[CHALLENGE] Each line containing the word "JSON" needs to be copied.

[RECORDS TO USE]

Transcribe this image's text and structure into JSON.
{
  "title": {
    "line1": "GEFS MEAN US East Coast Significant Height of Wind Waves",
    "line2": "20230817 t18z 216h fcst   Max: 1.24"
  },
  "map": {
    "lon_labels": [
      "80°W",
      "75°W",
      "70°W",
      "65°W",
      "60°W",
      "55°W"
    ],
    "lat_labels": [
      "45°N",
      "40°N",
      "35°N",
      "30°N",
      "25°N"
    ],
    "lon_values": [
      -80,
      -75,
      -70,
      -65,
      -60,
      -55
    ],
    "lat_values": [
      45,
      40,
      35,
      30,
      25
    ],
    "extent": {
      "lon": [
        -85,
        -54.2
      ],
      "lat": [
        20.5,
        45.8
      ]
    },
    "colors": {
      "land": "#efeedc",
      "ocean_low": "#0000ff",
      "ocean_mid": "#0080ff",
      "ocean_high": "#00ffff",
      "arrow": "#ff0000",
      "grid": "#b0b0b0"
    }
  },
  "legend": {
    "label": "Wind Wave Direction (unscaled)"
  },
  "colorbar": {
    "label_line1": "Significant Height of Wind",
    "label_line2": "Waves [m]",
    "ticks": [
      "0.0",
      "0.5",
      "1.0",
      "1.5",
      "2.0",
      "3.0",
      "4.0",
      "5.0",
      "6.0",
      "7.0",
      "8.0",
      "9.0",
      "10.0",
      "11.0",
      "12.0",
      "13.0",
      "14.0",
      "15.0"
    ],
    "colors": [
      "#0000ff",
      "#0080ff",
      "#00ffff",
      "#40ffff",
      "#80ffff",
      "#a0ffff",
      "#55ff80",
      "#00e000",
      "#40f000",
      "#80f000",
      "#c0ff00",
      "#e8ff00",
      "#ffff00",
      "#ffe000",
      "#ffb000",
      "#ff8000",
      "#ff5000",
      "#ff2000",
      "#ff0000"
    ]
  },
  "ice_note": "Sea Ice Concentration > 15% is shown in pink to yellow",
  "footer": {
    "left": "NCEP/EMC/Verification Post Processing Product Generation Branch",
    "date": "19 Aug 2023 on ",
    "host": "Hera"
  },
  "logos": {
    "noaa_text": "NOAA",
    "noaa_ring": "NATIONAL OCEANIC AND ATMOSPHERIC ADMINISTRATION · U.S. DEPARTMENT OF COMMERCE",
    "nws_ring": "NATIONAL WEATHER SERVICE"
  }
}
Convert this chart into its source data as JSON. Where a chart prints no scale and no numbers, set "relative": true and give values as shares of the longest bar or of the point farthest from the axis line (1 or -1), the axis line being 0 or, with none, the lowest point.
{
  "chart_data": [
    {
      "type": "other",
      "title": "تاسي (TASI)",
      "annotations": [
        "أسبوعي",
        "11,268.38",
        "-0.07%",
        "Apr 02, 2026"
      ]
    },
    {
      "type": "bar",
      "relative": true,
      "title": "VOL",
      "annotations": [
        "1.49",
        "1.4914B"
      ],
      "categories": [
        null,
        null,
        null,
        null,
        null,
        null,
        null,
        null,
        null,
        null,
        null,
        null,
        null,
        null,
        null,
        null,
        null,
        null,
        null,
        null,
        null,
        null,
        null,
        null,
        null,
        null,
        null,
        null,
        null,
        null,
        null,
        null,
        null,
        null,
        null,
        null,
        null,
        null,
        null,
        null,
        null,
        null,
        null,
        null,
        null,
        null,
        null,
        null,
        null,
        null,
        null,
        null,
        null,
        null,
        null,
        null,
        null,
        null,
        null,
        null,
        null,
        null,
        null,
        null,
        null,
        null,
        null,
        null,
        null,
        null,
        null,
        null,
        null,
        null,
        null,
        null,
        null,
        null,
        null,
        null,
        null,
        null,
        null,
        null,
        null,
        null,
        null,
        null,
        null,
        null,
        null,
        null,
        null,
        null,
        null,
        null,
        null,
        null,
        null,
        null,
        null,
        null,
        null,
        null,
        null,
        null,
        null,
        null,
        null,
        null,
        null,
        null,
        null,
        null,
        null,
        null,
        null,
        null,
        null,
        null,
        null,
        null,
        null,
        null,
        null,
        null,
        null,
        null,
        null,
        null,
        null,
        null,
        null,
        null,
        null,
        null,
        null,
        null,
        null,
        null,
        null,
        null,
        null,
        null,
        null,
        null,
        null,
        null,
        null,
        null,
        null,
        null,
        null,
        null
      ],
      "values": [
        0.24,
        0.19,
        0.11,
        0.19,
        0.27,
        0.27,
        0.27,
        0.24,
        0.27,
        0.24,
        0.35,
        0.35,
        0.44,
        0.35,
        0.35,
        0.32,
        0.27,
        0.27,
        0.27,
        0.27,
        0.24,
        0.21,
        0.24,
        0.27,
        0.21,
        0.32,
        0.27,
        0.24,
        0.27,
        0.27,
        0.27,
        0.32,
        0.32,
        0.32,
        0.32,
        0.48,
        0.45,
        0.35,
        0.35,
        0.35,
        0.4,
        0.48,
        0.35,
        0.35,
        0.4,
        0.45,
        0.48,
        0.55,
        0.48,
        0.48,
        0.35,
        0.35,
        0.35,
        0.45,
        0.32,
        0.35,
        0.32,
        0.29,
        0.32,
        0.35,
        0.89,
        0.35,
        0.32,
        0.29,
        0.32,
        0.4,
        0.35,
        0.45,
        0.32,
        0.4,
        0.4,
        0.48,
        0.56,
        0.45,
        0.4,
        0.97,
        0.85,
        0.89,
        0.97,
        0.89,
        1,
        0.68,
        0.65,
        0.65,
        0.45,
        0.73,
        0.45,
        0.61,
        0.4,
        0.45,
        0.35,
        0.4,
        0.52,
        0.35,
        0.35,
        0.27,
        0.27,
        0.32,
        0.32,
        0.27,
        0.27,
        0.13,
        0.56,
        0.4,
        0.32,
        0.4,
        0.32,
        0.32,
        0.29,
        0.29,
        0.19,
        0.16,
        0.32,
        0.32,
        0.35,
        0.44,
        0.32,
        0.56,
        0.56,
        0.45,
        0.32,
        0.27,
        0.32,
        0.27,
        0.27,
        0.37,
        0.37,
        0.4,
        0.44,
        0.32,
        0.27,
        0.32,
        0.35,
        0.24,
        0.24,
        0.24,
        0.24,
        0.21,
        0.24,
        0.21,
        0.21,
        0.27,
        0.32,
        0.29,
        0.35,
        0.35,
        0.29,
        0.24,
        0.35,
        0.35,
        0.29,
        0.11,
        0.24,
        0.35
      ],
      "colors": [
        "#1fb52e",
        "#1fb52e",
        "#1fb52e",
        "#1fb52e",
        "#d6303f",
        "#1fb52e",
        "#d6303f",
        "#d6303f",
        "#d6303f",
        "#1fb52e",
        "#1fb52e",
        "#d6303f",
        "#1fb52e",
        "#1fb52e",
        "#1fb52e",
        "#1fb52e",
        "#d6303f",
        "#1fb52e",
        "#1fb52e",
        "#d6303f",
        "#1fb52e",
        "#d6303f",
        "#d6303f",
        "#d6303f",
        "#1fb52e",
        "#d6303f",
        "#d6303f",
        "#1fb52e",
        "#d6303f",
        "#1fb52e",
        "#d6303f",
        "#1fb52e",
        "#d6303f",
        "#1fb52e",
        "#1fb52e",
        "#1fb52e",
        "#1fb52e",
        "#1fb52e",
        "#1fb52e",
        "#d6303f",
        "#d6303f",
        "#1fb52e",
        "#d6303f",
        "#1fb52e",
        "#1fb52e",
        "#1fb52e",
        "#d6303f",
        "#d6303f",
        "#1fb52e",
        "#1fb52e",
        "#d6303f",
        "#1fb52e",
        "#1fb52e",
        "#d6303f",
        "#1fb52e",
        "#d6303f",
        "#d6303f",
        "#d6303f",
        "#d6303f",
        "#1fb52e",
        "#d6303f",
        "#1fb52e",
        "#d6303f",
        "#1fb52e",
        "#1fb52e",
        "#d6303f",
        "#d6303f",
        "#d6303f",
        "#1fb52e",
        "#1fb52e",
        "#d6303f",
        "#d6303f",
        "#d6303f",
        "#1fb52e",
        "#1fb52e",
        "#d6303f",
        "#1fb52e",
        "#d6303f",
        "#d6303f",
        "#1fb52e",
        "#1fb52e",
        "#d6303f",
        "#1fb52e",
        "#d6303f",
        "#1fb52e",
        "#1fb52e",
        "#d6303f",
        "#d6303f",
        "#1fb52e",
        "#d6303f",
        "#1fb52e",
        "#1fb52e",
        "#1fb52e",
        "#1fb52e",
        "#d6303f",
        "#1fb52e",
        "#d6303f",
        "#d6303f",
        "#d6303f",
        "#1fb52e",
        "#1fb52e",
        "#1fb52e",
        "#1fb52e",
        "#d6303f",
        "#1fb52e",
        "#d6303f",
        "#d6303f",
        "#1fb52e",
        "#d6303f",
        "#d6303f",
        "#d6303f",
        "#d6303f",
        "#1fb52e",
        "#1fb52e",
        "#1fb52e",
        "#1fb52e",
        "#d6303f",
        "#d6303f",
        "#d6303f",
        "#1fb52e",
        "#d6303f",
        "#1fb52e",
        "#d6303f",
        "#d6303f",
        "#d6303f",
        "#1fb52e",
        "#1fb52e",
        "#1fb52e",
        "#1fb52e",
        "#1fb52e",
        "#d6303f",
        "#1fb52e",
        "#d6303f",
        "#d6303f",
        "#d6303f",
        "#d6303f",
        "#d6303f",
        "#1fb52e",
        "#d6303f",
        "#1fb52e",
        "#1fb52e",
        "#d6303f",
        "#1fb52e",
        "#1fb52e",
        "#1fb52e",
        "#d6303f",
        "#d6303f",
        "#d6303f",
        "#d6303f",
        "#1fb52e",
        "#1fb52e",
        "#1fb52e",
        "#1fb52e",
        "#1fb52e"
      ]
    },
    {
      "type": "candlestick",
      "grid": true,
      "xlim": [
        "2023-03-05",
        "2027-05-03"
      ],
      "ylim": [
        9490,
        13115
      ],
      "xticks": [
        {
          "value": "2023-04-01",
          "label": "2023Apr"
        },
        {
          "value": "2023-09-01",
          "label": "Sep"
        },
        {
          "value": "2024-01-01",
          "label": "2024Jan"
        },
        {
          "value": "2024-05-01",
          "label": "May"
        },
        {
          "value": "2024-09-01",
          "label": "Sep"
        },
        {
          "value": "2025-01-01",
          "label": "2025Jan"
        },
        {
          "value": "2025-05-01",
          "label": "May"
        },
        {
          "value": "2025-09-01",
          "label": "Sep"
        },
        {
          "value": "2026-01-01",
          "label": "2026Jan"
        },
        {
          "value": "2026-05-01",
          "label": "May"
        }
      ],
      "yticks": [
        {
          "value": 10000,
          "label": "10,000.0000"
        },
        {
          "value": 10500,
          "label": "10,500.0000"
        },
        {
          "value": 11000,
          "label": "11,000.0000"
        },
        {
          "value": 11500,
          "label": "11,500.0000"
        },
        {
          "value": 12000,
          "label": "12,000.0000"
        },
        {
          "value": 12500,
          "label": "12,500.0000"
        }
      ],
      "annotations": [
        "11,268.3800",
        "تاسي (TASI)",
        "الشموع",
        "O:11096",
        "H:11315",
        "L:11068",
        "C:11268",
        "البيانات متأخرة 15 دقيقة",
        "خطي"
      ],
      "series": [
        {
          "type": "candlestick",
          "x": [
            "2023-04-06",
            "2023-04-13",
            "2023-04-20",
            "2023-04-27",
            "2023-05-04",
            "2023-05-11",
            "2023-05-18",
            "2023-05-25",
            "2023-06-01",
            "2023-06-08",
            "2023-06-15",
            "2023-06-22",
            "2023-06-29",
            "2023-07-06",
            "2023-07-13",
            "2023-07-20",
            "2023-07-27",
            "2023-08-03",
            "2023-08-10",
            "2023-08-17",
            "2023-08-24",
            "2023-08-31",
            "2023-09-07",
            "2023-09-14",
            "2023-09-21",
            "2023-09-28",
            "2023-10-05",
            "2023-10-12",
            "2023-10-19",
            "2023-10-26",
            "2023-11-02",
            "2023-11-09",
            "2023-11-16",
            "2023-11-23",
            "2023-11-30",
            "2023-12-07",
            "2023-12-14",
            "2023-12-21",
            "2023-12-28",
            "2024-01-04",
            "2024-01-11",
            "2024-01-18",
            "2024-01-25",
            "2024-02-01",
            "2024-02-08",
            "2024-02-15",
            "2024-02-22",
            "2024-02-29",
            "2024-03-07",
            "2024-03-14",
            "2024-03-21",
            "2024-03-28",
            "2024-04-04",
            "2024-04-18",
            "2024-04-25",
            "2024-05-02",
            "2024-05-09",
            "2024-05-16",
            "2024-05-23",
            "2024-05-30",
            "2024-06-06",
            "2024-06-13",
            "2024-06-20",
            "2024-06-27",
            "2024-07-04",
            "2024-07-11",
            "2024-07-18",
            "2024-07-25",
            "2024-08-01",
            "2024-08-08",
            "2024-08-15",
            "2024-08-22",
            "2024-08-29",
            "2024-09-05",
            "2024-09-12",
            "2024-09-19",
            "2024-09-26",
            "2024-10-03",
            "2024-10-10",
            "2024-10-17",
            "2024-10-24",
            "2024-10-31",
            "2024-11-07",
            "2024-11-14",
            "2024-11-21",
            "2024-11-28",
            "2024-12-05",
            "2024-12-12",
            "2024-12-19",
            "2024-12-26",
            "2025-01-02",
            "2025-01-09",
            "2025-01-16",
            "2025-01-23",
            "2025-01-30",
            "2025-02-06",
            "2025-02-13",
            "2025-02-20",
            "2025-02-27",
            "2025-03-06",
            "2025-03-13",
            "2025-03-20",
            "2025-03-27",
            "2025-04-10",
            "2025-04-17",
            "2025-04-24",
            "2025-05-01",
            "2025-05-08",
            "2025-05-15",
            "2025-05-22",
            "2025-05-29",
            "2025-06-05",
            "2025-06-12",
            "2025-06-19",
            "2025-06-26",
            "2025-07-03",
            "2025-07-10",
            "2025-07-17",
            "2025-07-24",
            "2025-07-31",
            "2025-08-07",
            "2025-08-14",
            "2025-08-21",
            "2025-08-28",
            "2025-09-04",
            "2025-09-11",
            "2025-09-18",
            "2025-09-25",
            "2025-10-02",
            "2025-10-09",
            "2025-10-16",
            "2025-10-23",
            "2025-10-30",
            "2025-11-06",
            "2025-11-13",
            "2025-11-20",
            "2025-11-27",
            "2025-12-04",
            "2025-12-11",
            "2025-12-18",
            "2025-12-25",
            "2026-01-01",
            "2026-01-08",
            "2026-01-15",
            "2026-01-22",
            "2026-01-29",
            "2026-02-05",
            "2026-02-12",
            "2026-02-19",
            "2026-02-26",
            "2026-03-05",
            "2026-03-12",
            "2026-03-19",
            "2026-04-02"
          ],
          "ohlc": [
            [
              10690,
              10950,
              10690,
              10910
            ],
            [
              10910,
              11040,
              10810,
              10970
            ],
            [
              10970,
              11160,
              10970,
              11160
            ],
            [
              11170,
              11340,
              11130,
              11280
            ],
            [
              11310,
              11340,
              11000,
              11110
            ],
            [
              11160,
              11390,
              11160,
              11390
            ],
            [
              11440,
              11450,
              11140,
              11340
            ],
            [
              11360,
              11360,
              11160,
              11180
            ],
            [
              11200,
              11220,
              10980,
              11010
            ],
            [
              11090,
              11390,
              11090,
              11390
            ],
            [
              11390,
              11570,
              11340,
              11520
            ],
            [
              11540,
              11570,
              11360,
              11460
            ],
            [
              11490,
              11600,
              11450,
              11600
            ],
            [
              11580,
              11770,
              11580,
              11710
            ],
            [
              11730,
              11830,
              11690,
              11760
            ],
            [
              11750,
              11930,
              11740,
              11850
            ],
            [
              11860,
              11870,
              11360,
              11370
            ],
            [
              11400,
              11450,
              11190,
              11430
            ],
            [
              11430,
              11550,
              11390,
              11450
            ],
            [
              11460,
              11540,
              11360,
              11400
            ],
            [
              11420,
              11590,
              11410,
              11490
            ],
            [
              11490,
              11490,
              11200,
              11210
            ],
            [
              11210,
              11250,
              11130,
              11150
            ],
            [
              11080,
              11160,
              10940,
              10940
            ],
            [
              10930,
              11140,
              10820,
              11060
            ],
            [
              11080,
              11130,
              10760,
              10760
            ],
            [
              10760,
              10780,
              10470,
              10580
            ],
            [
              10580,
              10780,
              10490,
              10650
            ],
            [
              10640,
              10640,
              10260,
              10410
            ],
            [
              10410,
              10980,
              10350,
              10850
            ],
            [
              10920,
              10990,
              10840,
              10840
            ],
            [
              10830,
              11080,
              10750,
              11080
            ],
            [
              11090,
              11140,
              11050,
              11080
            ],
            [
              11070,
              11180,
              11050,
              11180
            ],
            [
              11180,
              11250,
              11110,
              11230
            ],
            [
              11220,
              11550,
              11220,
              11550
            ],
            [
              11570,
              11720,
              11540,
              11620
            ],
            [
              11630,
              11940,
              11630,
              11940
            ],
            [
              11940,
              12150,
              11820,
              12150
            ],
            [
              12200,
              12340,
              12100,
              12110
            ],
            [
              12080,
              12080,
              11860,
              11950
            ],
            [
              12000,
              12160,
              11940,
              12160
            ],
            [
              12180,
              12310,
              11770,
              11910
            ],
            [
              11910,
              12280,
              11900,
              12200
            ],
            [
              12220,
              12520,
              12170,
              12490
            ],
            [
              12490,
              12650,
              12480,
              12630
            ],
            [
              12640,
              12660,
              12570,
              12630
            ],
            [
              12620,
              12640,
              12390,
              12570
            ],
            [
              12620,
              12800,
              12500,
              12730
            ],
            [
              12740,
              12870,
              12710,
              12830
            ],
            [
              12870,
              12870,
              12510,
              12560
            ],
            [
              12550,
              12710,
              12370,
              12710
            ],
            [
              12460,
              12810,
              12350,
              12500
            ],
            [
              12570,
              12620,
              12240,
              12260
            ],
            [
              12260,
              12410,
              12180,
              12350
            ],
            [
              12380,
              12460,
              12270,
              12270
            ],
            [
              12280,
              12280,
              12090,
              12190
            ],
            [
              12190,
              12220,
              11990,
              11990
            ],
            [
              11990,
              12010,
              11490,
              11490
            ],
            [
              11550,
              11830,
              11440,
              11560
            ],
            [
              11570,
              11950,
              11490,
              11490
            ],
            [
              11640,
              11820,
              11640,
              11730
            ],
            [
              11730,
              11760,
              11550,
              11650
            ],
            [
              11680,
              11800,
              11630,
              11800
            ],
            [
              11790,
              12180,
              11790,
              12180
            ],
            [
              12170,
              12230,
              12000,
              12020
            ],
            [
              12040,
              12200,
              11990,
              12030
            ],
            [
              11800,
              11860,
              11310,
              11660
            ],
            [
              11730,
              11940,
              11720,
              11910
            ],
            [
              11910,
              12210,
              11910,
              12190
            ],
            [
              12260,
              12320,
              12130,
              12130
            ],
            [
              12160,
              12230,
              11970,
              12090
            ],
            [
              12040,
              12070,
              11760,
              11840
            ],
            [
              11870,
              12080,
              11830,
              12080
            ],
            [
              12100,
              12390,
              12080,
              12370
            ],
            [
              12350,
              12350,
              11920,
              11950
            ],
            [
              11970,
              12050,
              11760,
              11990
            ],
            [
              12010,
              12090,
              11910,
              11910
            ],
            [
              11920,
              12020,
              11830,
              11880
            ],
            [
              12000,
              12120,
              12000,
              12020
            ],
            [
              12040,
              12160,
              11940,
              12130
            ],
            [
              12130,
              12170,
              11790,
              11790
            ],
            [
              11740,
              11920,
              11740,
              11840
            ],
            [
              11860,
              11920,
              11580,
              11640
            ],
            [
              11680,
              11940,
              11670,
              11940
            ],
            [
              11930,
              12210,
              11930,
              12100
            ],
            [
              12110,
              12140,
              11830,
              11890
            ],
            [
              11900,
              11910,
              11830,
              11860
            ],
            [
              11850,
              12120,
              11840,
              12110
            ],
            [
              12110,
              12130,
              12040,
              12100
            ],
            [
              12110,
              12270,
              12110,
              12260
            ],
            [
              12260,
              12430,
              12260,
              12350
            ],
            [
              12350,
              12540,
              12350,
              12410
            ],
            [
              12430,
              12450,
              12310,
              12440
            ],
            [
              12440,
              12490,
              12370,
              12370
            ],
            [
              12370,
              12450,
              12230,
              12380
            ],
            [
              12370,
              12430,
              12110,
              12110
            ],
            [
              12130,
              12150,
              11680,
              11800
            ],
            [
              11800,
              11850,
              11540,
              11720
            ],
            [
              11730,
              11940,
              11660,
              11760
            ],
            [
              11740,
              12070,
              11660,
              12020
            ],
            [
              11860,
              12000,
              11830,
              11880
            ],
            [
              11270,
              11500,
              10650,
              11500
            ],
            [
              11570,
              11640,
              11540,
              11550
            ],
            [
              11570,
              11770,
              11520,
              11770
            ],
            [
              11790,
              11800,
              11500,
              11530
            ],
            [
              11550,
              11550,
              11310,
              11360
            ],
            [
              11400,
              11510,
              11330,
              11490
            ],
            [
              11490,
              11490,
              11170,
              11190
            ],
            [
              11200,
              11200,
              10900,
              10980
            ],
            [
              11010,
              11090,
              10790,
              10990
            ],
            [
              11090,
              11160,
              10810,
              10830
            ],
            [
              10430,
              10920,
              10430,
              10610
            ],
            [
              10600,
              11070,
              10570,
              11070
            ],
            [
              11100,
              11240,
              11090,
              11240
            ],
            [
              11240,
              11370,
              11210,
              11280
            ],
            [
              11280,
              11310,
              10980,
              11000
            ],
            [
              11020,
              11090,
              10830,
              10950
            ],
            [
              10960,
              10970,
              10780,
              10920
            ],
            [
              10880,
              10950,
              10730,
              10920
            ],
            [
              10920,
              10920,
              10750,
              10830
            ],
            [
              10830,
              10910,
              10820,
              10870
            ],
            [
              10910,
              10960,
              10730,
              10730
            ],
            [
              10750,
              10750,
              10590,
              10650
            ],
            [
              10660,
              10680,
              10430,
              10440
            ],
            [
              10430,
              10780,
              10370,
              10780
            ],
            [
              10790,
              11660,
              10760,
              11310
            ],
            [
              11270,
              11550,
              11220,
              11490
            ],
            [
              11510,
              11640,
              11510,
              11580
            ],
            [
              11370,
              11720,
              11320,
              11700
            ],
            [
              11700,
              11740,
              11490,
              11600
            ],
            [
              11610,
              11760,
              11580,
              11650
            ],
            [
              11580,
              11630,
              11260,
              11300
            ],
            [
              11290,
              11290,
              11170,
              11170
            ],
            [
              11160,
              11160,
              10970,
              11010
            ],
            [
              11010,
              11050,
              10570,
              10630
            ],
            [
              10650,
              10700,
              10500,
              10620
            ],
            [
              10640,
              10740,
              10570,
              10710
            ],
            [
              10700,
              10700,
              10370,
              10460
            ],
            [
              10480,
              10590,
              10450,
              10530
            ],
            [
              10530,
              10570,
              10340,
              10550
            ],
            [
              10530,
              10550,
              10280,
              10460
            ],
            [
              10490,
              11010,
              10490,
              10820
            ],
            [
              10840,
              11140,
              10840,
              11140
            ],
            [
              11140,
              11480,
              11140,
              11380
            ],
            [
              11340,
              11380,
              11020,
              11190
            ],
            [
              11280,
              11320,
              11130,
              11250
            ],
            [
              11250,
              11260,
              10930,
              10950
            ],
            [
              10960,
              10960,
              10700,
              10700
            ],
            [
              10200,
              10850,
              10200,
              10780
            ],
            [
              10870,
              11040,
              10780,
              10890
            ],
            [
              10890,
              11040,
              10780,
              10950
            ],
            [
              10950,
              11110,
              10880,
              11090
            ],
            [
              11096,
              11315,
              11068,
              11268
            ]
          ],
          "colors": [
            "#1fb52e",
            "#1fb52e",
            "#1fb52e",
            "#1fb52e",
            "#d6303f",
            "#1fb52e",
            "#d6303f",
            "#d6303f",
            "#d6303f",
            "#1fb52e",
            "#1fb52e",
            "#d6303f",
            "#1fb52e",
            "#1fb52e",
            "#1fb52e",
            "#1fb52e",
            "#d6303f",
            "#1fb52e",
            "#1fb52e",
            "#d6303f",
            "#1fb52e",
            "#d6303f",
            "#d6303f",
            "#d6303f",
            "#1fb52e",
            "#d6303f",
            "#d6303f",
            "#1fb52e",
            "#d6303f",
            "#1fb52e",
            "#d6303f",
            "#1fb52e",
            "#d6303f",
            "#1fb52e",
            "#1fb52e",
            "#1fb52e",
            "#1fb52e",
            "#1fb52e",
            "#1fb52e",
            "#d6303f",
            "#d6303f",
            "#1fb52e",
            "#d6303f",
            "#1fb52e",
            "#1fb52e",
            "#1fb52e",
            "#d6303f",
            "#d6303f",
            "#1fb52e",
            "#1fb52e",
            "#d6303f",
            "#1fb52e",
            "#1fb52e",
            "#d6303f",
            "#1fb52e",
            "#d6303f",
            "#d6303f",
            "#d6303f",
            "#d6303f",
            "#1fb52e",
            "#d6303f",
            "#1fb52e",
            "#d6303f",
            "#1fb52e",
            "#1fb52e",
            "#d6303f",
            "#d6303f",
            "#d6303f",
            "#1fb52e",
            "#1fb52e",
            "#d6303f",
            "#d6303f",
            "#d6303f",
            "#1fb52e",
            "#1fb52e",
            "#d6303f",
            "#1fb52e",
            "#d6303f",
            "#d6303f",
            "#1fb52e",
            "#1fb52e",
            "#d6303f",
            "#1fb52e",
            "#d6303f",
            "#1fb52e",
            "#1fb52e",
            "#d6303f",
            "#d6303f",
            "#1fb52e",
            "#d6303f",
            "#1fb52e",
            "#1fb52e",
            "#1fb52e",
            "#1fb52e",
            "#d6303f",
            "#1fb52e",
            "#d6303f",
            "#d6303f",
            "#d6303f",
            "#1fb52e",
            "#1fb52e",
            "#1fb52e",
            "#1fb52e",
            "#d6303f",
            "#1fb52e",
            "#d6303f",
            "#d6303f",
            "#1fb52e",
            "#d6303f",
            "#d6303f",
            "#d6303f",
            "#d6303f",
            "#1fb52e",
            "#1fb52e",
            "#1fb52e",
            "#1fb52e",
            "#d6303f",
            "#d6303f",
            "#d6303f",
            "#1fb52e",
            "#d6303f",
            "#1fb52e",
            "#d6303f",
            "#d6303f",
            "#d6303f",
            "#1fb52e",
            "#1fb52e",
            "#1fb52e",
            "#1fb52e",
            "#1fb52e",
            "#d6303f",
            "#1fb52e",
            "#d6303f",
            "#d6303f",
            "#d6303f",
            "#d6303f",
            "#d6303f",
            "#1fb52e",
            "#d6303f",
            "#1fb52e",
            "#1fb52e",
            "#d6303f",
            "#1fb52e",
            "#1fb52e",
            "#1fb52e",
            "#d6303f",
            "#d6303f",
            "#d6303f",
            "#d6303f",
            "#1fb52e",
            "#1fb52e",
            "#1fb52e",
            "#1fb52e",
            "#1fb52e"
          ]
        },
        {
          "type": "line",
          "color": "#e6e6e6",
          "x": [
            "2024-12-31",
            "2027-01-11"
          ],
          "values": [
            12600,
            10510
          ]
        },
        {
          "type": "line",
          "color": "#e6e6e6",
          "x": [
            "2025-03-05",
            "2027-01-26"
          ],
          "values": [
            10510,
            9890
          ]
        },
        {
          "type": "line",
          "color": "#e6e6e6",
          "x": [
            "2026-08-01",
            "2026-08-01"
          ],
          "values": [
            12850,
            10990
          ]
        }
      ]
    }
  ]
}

[TASK RESPONSE]
Transcribe this image's text and structure into JSON.
Convert this chart into its source data as JSON. Where a chart prints no scale and no numbers, set "relative": true and give values as shares of the longest bar or of the point farthest from the axis line (1 or -1), the axis line being 0 or, with none, the lowest point.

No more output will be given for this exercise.